Extrait du document:
De ce point de vue, les autorités européennes ont eu à émettre un avis sur le versement de cette somme de 37,5 milliards de francs. Elles ont constaté que celle-ci correspondait bien au coût financier que représente la prise en charge par l'Etat, conformément aux engagements pris par celui-ci dans le cadre de la réforme du statut de France Télécom, du paiement des retraites des fonctionnaires de l'entreprise publique, qui l'assurait jusque-là. La valeur actualisée de ces charges de retraite a été évaluée par nos experts à 37,5 milliards de francs. Cette évaluation n'est pas contestée par la Commission européenne.
Enfin, le troisième problème a trait au jugement que l'on porte sur l'endettement et le déficit des administrations publiques de chacun des Etats membres de l'Union européenne pour apprécier la capacité de ces derniers à remplir les conditions de participation à l'union économique et monétaire, à compter du 1er janvier 1999.
Le service Eurostat, qui est l'autorité comptable à Bruxelles, a indiqué que la somme des 37,5 milliards de francs pouvait être considérée comme venant réduire le besoin de financement, c'est-à-dire le déficit au sens de la comptabilité européenne des administrations publiques françaises.
Tel est très exactement l'état de la situation. Par conséquent, compte tenu des choix politiques opérés, le traitement financier et comptable de cette soulte est particulièrement orthodoxe du point de vue des lois françaises et européennes.
M. le président. Personne ne demande la parole ?...
Je mets aux voix l'amendement n° I-202, repoussé par la commission et par le Gouvernement.

(L'amendement n'est pas adopté.)
M. le président. Je vais mettre aux voix l'amendement n° I-203.
M. Paul Loridant. Je demande la parole pour explication de vote.
M. le président. La parole est à M. Loridant.
M. Paul Loridant. Monsieur le président, monsieur le ministre, mes chers collègues, j'utilise l'artifice de l'explication de vote, car je ne saurais laisser M. le rapporteur général, avec qui je travaille régulièrement, dire que les membres du groupe communiste républicain et citoyen, en particulier le sénateur Loridant, sont anti-européens.
Il nous faut nous mettre bien d'accord sur ce sujet : je n'ai pas le sentiment d'être anti-européen, même si je suis effectivement très critique sur la façon dont la construction européenne est conçue, conception dont M. le ministre vient de donner une illustration : une construction de l'Europe par les normes, selon des règles comptables.
Or, pour nous, la construction de l'Europe est un projet politique. A-t-on le sentiment, aujourd'hui, que les politiques ont le dernier mot, s'agissant de la façon dont l'Europe est construite ? Pour autant, je ne me sens nullement anti-européen. Je suis simplement très critique sur la façon dont cela se fait.

Données disponibles:
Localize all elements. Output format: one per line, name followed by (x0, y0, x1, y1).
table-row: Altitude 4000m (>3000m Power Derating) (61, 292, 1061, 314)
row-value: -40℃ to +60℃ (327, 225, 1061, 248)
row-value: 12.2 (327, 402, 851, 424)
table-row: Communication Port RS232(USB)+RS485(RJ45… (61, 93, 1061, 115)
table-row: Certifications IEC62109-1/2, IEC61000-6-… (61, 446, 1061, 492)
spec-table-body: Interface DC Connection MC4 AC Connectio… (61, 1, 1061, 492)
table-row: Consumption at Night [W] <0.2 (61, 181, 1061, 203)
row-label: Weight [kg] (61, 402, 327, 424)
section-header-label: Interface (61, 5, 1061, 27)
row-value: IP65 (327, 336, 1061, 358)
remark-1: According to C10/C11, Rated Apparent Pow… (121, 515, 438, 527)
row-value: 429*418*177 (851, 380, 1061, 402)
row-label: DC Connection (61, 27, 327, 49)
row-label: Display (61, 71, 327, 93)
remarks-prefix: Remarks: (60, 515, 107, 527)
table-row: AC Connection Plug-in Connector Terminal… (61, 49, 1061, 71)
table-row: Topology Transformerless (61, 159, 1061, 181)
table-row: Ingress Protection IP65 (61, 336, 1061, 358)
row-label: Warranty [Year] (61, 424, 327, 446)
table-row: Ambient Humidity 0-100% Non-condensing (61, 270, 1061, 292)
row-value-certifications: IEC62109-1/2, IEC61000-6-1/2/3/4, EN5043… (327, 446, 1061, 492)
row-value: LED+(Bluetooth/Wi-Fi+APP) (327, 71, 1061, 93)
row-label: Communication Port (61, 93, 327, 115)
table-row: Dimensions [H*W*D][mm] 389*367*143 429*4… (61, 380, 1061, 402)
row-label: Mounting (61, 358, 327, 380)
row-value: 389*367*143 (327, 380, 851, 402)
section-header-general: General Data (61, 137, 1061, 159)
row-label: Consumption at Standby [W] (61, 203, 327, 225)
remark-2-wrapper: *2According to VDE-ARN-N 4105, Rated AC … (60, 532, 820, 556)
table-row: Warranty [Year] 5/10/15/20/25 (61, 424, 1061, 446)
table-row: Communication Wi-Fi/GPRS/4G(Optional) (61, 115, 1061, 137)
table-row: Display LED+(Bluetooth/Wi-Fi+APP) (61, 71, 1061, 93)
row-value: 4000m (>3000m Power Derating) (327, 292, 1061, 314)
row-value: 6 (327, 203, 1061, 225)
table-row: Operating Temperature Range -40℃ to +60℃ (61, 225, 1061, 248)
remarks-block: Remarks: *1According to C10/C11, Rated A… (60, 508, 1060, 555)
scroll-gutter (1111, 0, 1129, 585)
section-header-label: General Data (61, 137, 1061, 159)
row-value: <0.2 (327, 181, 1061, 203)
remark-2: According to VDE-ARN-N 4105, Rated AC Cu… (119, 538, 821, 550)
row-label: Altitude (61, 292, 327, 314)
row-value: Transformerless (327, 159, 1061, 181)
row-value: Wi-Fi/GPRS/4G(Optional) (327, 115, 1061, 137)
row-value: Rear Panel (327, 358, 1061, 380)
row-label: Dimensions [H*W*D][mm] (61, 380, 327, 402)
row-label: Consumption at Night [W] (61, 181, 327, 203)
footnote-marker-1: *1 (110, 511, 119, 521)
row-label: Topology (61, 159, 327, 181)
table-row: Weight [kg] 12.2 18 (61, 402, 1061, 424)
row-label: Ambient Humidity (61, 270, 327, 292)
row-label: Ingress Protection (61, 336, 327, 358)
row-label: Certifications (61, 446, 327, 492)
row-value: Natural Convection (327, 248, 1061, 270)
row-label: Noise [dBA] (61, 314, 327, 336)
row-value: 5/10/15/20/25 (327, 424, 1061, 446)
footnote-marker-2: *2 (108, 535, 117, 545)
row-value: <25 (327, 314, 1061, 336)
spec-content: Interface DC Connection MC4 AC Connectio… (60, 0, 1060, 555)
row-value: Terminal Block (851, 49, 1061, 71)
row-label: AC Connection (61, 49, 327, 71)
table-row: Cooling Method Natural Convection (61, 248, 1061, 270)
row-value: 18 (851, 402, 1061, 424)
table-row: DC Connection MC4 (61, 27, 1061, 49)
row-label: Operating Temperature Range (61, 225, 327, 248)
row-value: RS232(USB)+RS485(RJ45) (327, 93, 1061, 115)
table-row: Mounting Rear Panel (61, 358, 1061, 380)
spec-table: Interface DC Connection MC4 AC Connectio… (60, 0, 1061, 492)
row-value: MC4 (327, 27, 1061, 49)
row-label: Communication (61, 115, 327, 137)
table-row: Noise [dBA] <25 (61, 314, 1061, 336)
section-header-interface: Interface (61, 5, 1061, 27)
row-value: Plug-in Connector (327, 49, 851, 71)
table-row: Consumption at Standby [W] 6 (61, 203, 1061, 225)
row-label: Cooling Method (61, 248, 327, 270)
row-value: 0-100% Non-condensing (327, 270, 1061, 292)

Consigne: Relevez chacune des phrases prononcées par le président de séance dans l'extrait des débats.

Réponse:
- Personne ne demande la parole ?...
- Je mets aux voix l'amendement n° I-202, repoussé par la commission et par le Gouvernement.
- Je vais mettre aux voix l'amendement n° I-203.
- La parole est à M. Loridant.